Exercise description: Using the material below, copy every line where "School" appears.

Provided records:
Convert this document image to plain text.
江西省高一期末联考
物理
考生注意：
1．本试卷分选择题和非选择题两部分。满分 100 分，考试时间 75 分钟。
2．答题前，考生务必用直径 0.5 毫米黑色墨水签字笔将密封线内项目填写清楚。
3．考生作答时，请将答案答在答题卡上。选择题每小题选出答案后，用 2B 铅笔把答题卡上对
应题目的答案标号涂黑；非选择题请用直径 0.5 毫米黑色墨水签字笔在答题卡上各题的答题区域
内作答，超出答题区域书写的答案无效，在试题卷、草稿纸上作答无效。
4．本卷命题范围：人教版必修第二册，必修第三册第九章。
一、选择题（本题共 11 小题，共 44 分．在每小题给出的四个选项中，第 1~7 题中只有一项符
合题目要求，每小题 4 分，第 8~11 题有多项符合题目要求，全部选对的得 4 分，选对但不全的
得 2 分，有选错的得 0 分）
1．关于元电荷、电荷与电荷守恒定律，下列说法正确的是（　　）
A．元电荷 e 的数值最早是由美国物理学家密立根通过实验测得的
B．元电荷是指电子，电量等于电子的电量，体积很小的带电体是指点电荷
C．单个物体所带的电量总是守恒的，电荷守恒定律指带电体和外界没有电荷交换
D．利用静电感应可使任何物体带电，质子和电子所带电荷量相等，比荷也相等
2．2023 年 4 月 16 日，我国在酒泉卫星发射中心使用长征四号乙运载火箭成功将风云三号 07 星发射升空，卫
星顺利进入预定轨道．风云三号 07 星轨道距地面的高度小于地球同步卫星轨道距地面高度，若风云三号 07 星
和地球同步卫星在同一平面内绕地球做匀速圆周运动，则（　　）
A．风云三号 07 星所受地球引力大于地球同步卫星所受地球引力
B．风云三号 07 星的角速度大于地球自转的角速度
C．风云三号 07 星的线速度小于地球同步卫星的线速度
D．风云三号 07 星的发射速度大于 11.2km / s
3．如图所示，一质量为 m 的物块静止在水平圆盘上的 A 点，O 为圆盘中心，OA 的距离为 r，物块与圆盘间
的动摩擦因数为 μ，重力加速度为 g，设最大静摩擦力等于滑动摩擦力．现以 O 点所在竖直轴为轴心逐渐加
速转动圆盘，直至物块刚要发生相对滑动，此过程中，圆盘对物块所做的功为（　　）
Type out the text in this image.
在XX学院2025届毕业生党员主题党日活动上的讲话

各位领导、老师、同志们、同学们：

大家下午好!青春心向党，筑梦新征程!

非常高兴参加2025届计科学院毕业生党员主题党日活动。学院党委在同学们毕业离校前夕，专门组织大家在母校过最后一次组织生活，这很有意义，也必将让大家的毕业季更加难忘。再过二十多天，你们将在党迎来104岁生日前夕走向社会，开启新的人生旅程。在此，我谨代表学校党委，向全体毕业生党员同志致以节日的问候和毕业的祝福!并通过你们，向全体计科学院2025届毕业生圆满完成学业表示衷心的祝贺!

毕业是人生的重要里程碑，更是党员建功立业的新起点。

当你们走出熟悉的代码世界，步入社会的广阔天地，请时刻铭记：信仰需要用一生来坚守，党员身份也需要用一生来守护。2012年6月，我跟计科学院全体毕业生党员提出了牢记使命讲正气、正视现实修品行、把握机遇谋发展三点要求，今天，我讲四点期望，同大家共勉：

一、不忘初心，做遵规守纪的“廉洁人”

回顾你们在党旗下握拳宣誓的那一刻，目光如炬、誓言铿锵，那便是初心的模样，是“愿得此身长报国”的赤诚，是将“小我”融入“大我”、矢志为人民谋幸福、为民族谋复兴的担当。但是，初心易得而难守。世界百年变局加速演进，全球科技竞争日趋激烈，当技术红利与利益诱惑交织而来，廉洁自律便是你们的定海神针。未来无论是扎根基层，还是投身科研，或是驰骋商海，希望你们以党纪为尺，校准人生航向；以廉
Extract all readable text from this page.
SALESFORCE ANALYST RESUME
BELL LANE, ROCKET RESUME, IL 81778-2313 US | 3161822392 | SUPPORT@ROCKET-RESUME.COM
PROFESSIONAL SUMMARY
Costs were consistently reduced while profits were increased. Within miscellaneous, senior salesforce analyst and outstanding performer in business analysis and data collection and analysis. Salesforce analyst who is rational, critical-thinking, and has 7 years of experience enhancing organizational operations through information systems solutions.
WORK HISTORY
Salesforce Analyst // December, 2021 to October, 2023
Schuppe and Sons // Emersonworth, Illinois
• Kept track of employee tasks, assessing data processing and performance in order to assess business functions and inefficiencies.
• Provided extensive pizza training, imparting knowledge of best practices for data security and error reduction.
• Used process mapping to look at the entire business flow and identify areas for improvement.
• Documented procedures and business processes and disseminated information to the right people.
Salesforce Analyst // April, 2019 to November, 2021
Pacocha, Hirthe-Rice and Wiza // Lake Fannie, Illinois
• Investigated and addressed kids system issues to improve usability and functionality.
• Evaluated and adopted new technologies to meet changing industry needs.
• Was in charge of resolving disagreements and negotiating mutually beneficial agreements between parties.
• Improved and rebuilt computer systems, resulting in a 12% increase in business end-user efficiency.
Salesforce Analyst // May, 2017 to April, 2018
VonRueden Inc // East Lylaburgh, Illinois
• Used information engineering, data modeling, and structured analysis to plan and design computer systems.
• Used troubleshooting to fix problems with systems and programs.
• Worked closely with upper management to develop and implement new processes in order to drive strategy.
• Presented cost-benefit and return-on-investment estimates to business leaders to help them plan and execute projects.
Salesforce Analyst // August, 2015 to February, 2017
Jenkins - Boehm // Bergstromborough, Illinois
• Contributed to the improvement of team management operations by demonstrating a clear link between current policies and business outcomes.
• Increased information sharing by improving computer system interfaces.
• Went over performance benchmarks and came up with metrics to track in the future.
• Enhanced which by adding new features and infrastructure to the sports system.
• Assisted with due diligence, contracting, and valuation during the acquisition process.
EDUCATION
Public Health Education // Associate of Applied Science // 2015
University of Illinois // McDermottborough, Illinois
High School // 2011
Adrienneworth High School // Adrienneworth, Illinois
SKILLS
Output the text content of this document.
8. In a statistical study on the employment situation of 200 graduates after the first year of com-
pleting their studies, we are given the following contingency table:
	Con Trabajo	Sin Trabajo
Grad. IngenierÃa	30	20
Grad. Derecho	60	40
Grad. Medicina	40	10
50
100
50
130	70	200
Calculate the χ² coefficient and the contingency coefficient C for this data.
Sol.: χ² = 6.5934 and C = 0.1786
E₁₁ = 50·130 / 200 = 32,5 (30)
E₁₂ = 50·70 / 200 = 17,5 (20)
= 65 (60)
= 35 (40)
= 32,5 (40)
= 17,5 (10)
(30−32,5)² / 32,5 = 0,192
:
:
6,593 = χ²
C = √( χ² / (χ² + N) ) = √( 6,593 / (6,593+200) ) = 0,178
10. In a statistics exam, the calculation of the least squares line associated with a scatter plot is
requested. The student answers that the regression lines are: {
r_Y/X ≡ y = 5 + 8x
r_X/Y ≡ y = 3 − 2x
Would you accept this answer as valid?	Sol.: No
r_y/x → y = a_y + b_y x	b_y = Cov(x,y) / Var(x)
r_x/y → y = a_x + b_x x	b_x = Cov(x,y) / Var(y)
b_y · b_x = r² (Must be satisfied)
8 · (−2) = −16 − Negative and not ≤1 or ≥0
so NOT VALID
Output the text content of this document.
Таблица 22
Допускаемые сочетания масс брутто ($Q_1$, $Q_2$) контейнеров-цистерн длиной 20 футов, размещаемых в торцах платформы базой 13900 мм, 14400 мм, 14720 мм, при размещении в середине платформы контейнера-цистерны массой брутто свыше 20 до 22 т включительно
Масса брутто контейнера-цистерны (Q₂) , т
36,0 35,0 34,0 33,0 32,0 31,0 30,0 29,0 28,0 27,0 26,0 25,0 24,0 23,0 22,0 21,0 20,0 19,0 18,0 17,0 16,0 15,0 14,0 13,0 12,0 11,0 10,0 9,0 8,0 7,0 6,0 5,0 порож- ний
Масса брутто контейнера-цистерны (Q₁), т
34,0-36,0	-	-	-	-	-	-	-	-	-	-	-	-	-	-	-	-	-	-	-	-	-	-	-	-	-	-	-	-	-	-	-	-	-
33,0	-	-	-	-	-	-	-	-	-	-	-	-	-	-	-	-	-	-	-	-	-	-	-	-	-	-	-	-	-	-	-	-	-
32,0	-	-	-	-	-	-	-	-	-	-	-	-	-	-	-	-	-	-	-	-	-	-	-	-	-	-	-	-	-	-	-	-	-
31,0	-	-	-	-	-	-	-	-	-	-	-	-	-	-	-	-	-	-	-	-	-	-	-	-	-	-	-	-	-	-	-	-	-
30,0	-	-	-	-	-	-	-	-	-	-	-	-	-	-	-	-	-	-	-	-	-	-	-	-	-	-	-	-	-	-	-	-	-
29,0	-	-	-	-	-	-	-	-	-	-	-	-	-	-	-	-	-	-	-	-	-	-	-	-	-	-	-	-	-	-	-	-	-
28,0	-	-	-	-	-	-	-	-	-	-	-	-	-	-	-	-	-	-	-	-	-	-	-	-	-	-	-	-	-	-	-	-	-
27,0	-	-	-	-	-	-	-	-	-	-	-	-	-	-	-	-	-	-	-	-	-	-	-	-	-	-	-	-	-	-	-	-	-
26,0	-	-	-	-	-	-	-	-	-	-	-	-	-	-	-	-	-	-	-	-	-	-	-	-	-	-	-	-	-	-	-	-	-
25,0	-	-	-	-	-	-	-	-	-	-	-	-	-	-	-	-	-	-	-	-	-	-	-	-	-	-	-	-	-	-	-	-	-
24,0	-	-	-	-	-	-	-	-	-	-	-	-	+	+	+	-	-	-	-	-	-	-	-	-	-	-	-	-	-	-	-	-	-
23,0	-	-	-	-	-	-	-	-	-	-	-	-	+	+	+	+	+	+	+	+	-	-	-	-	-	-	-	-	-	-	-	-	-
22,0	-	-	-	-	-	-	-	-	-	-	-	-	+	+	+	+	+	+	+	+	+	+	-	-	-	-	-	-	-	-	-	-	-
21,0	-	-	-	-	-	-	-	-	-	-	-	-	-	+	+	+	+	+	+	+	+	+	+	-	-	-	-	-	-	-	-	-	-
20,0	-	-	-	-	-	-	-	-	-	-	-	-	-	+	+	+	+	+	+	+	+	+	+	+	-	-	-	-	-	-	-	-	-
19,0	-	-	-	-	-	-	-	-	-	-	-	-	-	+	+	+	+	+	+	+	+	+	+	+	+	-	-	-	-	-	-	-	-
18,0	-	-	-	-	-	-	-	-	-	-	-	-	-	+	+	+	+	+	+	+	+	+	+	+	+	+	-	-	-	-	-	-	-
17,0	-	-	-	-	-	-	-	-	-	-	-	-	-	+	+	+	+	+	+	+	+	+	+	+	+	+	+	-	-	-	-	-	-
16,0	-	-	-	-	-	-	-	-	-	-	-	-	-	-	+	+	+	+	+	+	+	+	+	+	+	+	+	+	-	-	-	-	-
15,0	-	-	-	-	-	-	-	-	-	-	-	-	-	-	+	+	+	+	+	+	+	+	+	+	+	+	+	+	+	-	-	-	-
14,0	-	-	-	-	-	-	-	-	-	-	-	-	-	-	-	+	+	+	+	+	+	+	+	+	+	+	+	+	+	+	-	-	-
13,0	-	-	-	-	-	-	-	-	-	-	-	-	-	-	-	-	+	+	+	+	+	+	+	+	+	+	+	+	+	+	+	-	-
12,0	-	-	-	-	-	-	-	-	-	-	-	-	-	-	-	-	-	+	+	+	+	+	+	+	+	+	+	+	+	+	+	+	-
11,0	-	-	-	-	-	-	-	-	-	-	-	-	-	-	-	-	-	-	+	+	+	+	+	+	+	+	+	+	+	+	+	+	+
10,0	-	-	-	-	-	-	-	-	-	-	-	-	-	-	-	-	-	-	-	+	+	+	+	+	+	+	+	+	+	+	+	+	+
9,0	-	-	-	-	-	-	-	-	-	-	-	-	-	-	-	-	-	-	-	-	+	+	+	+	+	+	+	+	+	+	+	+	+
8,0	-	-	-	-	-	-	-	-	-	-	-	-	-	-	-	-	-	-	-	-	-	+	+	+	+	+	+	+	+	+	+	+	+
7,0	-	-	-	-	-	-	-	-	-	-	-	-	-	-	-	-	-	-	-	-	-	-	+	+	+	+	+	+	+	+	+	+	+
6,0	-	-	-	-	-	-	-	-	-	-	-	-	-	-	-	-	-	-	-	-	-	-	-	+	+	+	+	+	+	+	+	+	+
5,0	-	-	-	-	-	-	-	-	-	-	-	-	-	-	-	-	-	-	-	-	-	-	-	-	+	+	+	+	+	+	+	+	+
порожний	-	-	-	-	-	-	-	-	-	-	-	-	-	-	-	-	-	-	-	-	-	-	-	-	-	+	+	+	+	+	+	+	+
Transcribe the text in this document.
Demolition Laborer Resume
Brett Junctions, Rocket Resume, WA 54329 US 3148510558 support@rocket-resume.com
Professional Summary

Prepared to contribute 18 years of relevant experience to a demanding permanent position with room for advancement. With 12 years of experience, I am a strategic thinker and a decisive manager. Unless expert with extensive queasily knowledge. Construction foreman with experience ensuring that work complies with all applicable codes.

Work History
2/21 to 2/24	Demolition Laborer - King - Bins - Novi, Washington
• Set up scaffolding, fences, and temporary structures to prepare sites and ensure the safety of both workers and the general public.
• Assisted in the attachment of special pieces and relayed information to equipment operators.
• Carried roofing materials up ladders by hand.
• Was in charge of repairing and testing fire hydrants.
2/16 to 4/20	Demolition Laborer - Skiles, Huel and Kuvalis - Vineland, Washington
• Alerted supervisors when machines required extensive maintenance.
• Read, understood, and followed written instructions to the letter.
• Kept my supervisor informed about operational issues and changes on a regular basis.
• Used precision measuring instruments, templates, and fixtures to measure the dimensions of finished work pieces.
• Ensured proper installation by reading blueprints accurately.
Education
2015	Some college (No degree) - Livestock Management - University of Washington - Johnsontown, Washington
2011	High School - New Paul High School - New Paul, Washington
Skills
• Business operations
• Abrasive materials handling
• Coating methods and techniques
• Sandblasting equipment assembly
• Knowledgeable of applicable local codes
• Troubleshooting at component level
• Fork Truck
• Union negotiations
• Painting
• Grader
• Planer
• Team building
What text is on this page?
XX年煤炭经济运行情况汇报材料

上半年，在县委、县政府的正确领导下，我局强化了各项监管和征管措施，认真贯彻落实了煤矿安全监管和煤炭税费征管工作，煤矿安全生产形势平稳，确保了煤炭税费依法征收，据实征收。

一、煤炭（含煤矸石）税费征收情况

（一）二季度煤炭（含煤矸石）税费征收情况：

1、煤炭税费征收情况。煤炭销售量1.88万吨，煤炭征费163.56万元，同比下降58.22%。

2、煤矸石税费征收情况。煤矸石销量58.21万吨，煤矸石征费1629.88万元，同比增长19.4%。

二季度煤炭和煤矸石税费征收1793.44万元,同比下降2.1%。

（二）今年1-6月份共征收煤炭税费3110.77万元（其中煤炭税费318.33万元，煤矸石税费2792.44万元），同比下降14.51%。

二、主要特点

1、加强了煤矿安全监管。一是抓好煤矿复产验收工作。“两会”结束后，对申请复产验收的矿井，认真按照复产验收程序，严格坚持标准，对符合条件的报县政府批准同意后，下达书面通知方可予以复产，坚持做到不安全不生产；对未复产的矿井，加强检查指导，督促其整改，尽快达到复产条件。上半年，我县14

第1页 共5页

Complete answer:
High School // 2011
Adrienneworth High School // Adrienneworth, Illinois
2011	High School - New Paul High School - New Paul, Washington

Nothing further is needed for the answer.